» **Problems and tasks**:
#1 In the passage about the drinking night and the move, list every thing that Homer is quoted as calling "dear to us ever."
#2 According to the passage about the drinking night and the move, how long has the narrator been living in the house that is "not my house"?
#3 Continue the personal narrative about the drinking night, the hasty move, and the work on AI chatbots. Begin after its final sentence, not with the data that follows it.

S was in and so was M and there was always R and since it was supposedly a day of celebration for me, I too raised a glass which really didn’t count as an excuse since I would have anyway. ‘What is one thing that you do very well and by very well I mean you deliver it at its best form’, S asked.
One thing I do very well is not doing anything very well. One thing I do very well is taking up everything or trying to take up everything or thinking of trying to take up everything and then not doing a single thing very well. And that’s what I would have said if I had not gone on to say, ‘um…I can read. Most things’.
One glass after another after another after I saw everyone leaving the room for more water or whisky or cigarettes save for I and R. They would have come back to find no one in the room. They would have come back when I would have already locked myself up in the opposite room and shoved my stuff — and most of R’s or whomever-that-room-was’s stuff — in my suitcase and R would be climbing up the drainage pipe to the roof to dive into the balcony and come in through the entrance I had forgotten shutting out before cradling myself into the bed with my bags. When he finally made it in and opened the latch, an Oyo had been booked and an Uber was waiting outside and I was hauling two trunks of luggage down the stairs. I had come in with only one.
The bags and we shifted from rooms to the lobby to the street to somewhere before either of us had any energy left to move around anymore and flattened out one on top of the other in the corner that has survived a massive ejection drive today. Scars on the flesh will be discovered later. This is not my house. I have been living here about two months.
R comes in to see me industriously hunched over my laptop — back against the wall — scouring through pages and pages on the web for applications of conversational AI chatbots. This is my job. Well, a part of my job. Another part was not sounding like a bot while writing about it. So to not plunge myself deep into the bot universe, I am simultaneously leafing through an old copy of The Greek Way by Edith Hamilton. “Dear to us ever, says Homer, “is the banquet and the harp and the dance and changes of raiment and the warm bath and love and sleep.” Exactly the values my every day is founded upon and yet he wrote The Odyssey and I feel like my whole life is a continuing one to no singular end goal in sight.

» **Information shown**:
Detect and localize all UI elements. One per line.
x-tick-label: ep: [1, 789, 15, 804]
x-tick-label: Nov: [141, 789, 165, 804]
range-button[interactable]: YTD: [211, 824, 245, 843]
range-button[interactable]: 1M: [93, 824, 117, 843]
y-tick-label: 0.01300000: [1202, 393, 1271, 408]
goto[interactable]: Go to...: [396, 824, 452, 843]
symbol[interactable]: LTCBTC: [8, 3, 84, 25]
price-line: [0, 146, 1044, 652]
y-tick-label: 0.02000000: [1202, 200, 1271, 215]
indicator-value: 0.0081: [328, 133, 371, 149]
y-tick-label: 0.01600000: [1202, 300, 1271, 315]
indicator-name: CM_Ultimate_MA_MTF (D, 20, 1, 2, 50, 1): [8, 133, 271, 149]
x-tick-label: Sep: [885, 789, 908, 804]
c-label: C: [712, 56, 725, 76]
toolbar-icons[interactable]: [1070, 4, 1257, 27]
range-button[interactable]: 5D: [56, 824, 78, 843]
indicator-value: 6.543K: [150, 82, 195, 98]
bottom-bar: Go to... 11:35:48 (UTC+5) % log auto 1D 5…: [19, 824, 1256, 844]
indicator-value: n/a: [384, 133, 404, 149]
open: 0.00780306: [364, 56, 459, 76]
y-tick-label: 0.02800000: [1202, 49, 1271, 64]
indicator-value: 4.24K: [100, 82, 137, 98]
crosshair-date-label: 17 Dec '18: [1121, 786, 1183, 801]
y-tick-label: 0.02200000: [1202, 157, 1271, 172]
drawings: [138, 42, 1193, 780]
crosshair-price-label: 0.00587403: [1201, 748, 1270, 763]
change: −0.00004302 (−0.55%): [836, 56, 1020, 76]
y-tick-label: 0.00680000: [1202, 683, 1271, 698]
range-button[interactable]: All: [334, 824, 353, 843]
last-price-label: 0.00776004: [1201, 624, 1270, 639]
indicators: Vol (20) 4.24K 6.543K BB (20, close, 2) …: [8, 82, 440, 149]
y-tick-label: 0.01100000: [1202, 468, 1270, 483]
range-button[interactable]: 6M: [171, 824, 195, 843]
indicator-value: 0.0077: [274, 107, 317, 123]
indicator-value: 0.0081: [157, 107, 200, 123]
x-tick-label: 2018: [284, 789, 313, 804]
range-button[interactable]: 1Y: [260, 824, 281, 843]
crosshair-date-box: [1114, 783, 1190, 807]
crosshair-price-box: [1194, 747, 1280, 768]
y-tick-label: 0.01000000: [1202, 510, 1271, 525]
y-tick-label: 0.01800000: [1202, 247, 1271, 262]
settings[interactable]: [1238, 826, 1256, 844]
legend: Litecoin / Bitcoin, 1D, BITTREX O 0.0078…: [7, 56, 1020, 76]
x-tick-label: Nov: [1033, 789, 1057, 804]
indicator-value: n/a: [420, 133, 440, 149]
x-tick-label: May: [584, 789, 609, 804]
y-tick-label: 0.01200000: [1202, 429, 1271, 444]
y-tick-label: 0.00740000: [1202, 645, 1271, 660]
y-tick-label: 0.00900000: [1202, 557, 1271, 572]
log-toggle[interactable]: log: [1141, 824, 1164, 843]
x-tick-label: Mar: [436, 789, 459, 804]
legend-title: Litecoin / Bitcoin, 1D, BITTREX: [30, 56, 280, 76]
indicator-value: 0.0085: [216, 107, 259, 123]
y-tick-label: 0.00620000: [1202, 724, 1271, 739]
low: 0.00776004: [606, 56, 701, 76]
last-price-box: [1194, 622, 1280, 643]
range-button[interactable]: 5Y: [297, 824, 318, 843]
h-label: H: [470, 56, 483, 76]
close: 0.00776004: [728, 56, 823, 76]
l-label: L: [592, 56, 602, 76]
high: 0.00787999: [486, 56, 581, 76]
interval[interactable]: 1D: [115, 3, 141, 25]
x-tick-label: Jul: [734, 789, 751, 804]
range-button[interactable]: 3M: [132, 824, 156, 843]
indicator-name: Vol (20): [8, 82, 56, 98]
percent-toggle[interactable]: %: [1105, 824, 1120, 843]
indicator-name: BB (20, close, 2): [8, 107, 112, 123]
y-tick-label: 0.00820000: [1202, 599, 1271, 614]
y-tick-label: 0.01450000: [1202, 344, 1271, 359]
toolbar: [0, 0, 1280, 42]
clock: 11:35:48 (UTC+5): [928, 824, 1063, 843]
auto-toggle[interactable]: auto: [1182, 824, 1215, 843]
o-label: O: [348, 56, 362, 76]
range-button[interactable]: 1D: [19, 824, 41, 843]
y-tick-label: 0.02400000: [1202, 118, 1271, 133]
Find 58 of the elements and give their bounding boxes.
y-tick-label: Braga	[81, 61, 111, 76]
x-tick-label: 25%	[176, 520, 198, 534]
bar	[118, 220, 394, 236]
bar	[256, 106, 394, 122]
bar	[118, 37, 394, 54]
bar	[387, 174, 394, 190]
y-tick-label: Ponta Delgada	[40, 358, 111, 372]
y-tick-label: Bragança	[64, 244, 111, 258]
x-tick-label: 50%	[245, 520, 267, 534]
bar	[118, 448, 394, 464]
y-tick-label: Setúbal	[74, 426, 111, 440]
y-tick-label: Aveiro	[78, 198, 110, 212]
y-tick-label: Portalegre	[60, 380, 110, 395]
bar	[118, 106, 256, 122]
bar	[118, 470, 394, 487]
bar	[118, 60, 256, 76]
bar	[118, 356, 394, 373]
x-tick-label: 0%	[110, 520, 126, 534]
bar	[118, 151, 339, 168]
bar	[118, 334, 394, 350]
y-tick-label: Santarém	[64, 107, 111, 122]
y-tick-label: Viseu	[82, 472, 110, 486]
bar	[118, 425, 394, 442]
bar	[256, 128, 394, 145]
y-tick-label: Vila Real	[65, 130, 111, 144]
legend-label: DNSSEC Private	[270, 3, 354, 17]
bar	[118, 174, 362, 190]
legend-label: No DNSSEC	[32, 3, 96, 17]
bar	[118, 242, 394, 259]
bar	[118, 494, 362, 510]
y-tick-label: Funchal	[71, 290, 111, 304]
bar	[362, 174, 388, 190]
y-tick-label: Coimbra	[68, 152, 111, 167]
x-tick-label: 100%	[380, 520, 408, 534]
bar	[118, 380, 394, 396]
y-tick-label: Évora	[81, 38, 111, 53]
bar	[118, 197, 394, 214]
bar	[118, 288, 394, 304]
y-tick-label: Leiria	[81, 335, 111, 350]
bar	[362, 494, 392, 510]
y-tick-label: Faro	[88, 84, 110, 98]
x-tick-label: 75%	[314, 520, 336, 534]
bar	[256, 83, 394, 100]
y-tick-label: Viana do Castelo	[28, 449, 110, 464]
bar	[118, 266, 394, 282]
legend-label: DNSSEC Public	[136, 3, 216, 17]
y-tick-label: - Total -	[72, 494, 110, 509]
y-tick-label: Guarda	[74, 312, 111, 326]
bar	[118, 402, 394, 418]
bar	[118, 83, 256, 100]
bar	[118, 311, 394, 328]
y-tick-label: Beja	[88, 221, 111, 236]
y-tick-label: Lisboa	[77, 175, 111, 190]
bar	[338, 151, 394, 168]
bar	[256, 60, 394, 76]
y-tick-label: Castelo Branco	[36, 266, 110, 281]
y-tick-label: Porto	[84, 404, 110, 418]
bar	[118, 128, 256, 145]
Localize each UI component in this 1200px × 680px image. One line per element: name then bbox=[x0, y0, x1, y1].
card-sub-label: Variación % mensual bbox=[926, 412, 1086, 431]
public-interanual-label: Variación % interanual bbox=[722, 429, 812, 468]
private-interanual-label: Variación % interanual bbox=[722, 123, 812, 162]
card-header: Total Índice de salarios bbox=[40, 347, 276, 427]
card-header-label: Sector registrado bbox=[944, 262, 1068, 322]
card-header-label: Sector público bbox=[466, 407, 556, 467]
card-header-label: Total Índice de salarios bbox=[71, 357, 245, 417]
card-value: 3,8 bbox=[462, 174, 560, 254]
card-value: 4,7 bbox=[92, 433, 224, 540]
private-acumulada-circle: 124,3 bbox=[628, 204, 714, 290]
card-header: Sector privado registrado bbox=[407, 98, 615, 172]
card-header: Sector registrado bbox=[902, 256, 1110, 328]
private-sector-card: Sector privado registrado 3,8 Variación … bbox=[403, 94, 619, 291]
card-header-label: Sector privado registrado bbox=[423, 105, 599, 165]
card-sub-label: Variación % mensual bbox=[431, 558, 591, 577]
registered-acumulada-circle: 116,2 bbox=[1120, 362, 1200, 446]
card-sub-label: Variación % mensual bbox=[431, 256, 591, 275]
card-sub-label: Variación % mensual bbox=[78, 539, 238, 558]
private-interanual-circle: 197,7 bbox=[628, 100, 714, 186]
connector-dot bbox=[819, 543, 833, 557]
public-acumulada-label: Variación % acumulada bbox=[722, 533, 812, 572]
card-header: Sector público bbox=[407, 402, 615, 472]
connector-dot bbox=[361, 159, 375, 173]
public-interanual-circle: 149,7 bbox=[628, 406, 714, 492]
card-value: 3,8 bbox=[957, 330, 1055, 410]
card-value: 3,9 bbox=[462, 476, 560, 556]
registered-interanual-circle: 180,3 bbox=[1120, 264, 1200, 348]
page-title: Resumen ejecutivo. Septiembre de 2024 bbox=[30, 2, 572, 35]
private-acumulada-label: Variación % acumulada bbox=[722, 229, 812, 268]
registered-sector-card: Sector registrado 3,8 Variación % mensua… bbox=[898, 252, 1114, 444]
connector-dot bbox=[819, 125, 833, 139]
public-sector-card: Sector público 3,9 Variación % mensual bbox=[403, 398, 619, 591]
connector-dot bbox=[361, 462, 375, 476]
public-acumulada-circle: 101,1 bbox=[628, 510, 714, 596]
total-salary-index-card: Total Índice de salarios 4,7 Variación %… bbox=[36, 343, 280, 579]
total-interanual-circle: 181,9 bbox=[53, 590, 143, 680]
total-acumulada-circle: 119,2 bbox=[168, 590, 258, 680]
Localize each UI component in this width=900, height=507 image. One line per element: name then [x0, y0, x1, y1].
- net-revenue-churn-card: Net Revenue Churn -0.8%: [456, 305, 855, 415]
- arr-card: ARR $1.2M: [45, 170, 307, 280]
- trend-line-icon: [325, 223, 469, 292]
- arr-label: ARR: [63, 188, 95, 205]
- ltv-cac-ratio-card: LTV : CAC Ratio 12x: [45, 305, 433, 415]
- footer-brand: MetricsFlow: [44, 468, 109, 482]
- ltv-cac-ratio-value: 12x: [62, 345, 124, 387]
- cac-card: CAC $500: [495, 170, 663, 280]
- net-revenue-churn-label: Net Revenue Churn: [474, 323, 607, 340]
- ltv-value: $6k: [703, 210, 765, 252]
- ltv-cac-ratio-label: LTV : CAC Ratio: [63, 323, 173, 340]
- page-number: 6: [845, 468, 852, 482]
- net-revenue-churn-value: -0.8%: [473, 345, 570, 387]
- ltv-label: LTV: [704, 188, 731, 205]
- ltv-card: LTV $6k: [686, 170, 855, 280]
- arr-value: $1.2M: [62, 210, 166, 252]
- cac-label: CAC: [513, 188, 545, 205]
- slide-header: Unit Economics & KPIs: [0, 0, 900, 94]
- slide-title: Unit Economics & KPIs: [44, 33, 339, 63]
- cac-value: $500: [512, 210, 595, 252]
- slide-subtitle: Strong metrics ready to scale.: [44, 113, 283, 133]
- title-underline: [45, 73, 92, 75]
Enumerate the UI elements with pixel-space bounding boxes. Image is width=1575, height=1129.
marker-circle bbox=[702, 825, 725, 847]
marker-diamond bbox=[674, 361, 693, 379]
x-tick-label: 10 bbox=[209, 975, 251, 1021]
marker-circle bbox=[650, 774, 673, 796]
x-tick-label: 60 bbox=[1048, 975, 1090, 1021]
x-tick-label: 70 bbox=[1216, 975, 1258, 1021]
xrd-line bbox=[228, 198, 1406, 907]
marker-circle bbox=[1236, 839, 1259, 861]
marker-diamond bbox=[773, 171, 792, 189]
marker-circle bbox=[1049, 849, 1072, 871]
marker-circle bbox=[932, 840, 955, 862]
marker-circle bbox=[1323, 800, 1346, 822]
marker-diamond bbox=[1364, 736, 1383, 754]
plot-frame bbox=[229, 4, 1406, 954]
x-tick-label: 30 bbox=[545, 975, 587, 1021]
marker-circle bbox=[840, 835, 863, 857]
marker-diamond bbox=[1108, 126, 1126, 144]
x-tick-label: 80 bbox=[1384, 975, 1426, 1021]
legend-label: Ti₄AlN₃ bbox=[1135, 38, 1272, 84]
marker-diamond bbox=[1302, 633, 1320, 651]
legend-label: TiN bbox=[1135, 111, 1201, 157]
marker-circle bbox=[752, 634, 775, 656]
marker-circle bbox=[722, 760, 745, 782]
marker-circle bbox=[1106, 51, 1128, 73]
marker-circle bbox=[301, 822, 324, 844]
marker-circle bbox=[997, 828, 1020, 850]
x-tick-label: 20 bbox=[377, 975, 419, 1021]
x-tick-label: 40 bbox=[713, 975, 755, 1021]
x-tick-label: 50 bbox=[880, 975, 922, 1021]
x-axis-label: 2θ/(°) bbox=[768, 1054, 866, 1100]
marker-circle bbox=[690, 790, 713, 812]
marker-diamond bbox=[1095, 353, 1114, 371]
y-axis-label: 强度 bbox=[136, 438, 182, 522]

» **Answers for the exercise**:
#1
the banquet
the harp
the dance
changes of raiment
the warm bath
love
sleep

#2 About two months.

#3
Most of what I remember from last night hammers like a pressure cooker whistle building into a shrill crescendo at the start of every sentence I type. Most of what I don’t remember from last night bothers me at the end of every full stop like pesky strands of hair you cannot keep from touching even after pinning them to either side of your head. I just about managed to type out 100 odd words by noon.
Most hours on most days pass like that. Lit incense sticks slowly losing their length under ribbons of smoke wisping out of their cylindrical bellies that continue to char while you are lost in intoxication from all the lavender and soon, straight slender towers are reduced to powder on steel. Ticking by, one brilliant orange ring at a time. You want to share it with everyone at once, you want to share it with no one at all. Someone had said to me, ‘in life, one thing leads to the next and it’s really like sequences in a flowchart and if you bail on one choice, you go down a whole different path and that’s not the same opportunities’.
R takes a cigarette out of the pack on the bed, lights it, blows out smoke, and asks if I want to grab something to eat.
The screech of the tires on the road flatlines the noise momentarily.